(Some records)

☆ ☆ ☆

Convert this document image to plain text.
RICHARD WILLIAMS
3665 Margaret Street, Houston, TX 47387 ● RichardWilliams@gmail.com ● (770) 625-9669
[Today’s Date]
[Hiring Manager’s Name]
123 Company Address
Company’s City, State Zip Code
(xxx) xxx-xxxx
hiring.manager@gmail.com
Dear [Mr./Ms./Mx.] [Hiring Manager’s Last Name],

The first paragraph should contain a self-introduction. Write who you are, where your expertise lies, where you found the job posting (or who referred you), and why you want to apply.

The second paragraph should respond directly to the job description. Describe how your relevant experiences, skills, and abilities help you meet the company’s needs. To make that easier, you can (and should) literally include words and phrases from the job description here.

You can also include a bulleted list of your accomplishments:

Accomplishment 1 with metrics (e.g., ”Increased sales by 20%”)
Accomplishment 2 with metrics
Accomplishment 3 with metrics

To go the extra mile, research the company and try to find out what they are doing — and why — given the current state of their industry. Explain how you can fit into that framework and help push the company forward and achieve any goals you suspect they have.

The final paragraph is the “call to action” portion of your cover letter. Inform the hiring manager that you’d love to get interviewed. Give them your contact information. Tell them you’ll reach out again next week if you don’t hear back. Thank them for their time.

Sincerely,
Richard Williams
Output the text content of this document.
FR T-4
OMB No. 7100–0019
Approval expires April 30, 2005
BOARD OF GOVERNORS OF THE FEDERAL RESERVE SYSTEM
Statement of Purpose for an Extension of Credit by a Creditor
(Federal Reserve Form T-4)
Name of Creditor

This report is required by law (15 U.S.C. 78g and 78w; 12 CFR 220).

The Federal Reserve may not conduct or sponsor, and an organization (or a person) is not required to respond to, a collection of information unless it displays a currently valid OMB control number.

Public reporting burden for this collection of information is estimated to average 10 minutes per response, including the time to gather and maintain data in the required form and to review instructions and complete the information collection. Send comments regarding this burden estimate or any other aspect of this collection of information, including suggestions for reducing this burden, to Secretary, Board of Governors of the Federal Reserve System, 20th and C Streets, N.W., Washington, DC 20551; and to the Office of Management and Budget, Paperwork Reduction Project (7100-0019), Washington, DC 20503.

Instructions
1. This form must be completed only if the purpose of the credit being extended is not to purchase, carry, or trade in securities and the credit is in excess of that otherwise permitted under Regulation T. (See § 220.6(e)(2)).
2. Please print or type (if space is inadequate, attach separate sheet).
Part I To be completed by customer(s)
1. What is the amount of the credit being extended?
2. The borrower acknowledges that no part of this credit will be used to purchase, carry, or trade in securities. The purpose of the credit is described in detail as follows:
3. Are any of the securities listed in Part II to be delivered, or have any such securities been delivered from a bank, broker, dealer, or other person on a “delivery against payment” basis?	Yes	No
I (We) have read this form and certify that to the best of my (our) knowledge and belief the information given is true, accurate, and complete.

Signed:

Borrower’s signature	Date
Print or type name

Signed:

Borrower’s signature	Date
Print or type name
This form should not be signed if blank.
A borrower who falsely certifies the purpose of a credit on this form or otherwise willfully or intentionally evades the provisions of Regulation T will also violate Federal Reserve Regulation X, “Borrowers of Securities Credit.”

☆ ☆ ☆

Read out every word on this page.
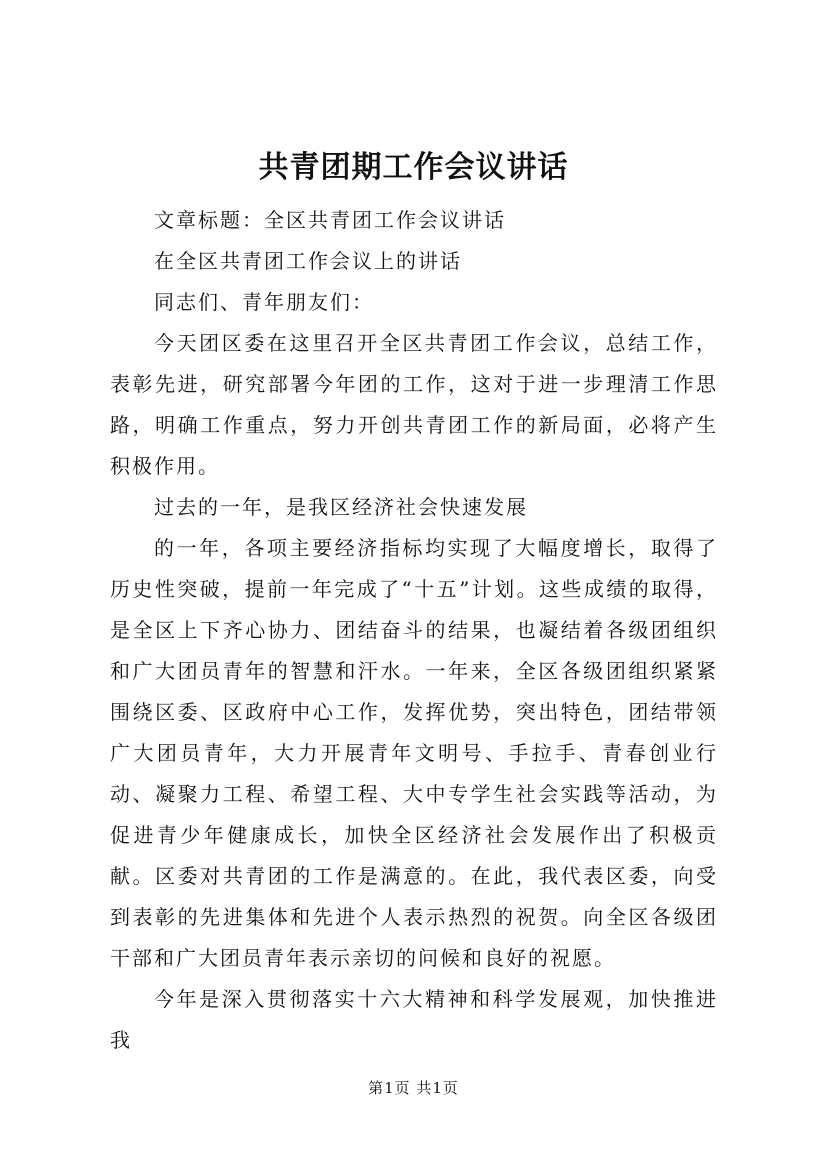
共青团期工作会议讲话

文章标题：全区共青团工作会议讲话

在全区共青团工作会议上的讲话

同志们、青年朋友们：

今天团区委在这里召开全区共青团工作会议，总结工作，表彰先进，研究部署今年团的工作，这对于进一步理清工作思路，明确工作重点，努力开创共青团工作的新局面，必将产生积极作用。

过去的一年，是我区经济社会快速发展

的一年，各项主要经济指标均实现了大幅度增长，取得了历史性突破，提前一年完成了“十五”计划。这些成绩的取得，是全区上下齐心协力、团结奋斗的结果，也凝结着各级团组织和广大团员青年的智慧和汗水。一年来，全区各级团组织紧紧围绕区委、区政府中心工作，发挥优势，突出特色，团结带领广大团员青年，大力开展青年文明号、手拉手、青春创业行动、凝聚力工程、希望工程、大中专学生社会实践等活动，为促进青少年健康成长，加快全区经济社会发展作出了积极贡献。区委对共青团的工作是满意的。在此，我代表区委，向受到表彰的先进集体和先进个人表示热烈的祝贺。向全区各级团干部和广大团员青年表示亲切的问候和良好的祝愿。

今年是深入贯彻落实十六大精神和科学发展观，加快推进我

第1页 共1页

☆ ☆ ☆

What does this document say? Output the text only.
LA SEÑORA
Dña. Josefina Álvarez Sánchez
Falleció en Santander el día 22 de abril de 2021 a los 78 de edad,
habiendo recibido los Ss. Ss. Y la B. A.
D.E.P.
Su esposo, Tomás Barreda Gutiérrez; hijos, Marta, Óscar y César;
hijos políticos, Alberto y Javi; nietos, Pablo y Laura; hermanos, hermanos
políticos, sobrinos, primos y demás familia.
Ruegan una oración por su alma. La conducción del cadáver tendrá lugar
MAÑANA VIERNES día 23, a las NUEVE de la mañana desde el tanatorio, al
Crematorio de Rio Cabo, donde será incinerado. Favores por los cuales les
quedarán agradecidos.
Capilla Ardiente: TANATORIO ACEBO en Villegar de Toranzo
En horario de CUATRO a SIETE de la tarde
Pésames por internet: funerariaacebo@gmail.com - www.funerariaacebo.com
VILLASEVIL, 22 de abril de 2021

☆ ☆ ☆

Aim of the task:
Determine how many lines of the records above contain the word "extended", and report only that number.

The response:
2